### DATASET ENTRIES ###

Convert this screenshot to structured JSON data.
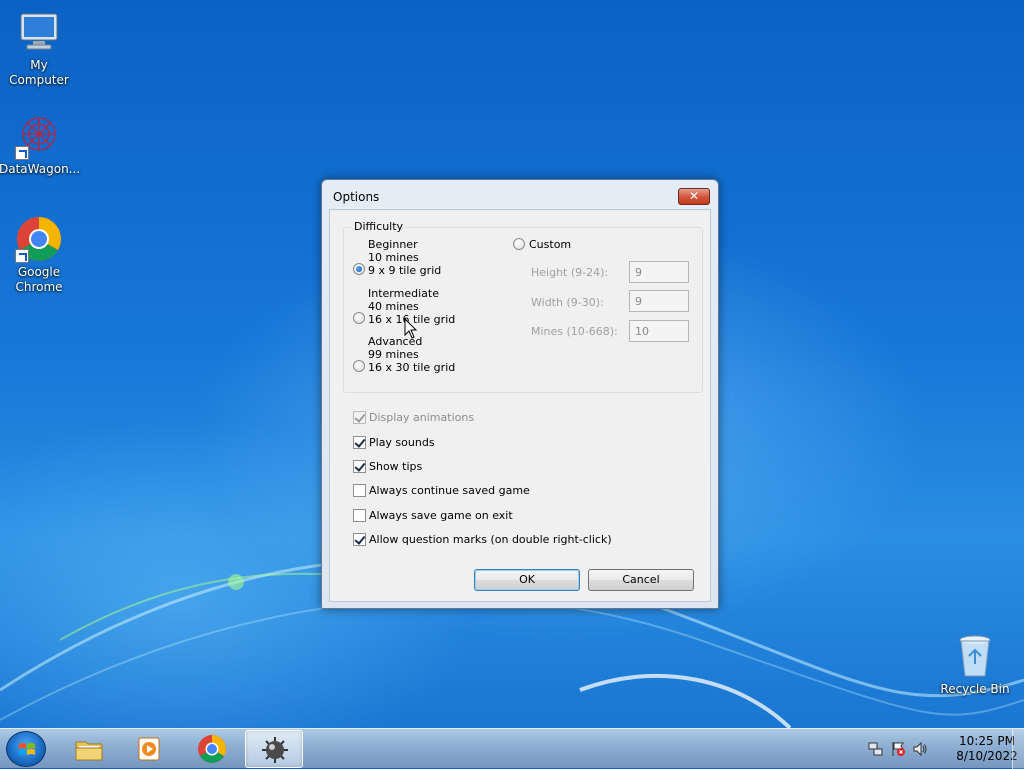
{
  "desktop": {
    "icons": [
      {
        "label": "My Computer",
        "icon": "computer-icon"
      },
      {
        "label": "DataWagon...",
        "icon": "datawagon-icon"
      },
      {
        "label": "Google Chrome",
        "icon": "chrome-icon"
      },
      {
        "label": "Recycle Bin",
        "icon": "recycle-bin-icon"
      }
    ]
  },
  "dialog": {
    "title": "Options",
    "close_glyph": "✕",
    "difficulty": {
      "group_label": "Difficulty",
      "options": [
        {
          "name": "Beginner",
          "mines": "10 mines",
          "grid": "9 x 9 tile grid",
          "selected": true
        },
        {
          "name": "Intermediate",
          "mines": "40 mines",
          "grid": "16 x 16 tile grid",
          "selected": false
        },
        {
          "name": "Advanced",
          "mines": "99 mines",
          "grid": "16 x 30 tile grid",
          "selected": false
        }
      ],
      "custom": {
        "label": "Custom",
        "selected": false,
        "height_label": "Height (9-24):",
        "height_value": "9",
        "width_label": "Width (9-30):",
        "width_value": "9",
        "mines_label": "Mines (10-668):",
        "mines_value": "10"
      }
    },
    "checkboxes": [
      {
        "label": "Display animations",
        "checked": true,
        "enabled": false
      },
      {
        "label": "Play sounds",
        "checked": true,
        "enabled": true
      },
      {
        "label": "Show tips",
        "checked": true,
        "enabled": true
      },
      {
        "label": "Always continue saved game",
        "checked": false,
        "enabled": true
      },
      {
        "label": "Always save game on exit",
        "checked": false,
        "enabled": true
      },
      {
        "label": "Allow question marks (on double right-click)",
        "checked": true,
        "enabled": true
      }
    ],
    "ok_label": "OK",
    "cancel_label": "Cancel"
  },
  "taskbar": {
    "start_icon": "windows-logo-icon",
    "pinned": [
      "file-explorer-icon",
      "media-player-icon",
      "chrome-icon",
      "minesweeper-icon"
    ],
    "active_item": "minesweeper-icon",
    "tray_icons": [
      "network-icon",
      "action-center-flag-icon",
      "volume-icon"
    ],
    "time": "10:25 PM",
    "date": "8/10/2022"
  }
}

###

- WRITTEN TASK
Give only the number of lines in the material above where the string "tile" appears.

- PROBLEM SOLUTION
3